Identify the lines that contain the string "barre" and copy all of them.

## Start Stored data

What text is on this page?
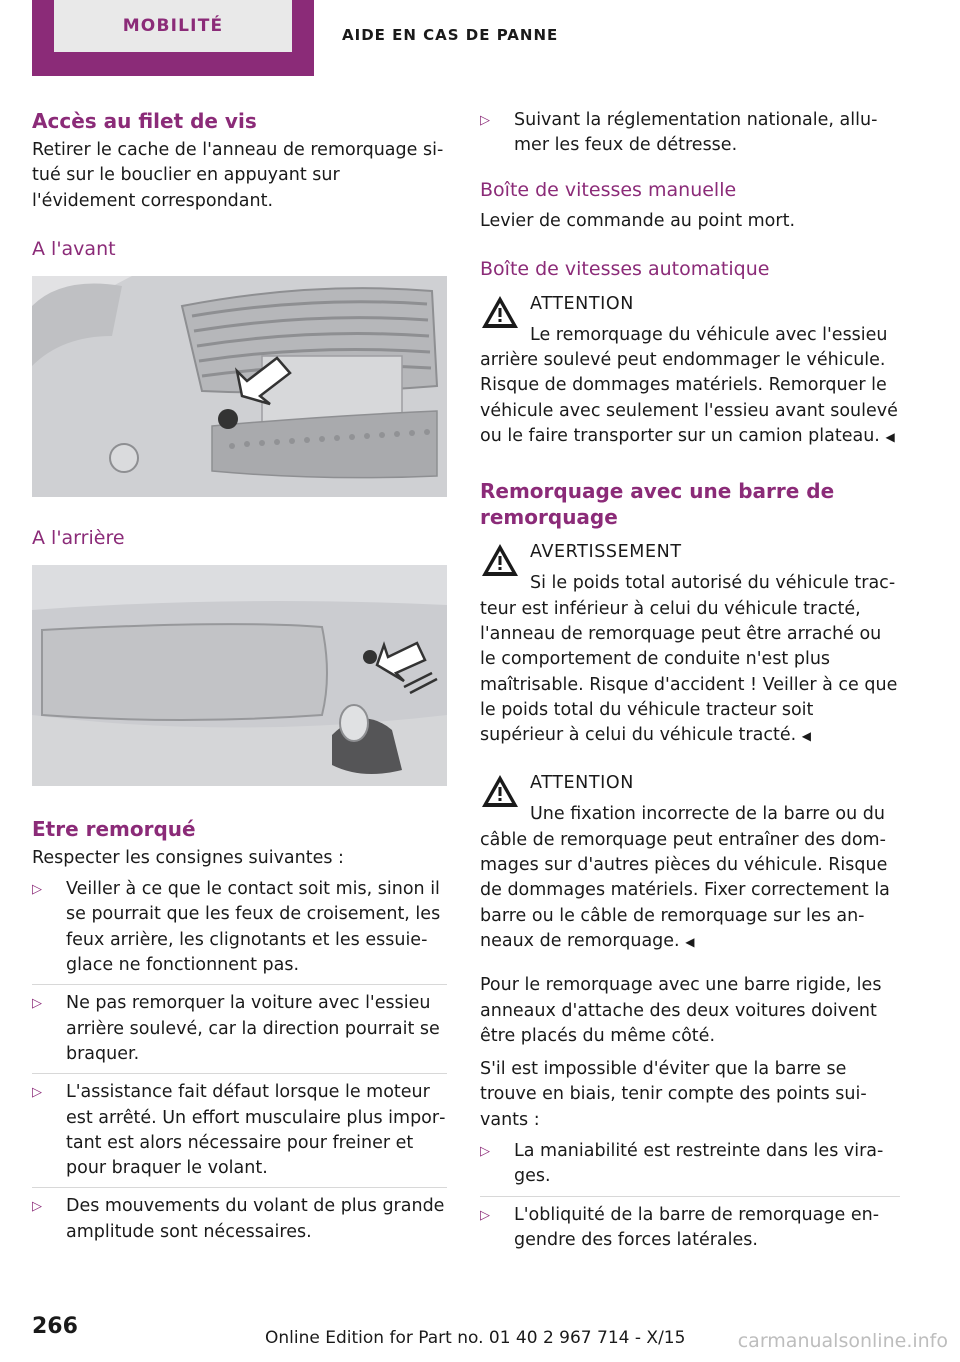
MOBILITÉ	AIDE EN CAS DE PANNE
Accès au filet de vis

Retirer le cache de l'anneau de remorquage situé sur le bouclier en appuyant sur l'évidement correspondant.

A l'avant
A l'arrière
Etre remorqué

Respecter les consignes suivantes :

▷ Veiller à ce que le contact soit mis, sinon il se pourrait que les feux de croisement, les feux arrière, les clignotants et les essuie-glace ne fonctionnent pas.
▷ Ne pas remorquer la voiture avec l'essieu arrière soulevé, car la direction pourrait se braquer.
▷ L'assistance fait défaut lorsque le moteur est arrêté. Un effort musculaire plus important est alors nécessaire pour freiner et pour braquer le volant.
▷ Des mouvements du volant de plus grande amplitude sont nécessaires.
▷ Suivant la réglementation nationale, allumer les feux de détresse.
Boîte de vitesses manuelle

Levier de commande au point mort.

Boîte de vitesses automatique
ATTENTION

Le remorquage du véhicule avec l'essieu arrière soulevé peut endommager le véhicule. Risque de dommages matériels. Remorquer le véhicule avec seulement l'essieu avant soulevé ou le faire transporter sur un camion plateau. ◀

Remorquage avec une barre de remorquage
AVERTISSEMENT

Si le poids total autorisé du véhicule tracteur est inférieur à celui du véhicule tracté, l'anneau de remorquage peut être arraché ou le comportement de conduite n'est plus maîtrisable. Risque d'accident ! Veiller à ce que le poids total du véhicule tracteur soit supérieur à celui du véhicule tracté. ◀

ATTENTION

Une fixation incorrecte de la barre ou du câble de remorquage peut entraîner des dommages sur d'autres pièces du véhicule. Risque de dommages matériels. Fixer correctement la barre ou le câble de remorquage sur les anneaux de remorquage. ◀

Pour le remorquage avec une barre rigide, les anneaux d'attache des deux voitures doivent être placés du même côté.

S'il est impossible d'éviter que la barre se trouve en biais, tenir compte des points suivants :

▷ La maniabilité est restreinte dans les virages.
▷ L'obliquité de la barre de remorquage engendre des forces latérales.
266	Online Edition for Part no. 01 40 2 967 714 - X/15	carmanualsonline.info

## End Stored data
## Start Stored data

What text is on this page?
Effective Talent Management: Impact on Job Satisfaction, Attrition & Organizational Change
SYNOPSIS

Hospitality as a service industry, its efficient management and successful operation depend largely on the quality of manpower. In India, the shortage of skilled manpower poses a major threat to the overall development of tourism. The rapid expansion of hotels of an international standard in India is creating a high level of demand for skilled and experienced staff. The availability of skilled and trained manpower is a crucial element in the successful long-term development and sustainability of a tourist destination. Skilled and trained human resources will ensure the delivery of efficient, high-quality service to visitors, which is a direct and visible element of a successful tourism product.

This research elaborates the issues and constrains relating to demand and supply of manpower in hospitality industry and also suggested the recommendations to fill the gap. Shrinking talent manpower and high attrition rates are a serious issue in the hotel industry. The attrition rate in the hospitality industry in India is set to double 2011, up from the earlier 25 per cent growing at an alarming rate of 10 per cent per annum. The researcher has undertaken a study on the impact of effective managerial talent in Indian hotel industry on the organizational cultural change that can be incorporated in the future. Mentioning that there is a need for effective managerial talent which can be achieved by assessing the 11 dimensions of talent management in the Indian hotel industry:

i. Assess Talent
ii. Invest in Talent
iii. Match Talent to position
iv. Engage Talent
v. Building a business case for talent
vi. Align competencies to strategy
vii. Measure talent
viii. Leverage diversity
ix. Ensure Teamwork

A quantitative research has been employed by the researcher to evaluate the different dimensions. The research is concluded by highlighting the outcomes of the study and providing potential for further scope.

## End Stored data

### Answer to this problem:
Remorquage avec une barre de remorquage
Une fixation incorrecte de la barre ou du câble de remorquage peut entraîner des dommages sur d'autres pièces du véhicule. Risque de dommages matériels. Fixer correctement la barre ou le câble de remorquage sur les anneaux de remorquage. ◀
Pour le remorquage avec une barre rigide, les anneaux d'attache des deux voitures doivent être placés du même côté.
S'il est impossible d'éviter que la barre se trouve en biais, tenir compte des points suivants :
▷ L'obliquité de la barre de remorquage engendre des forces latérales.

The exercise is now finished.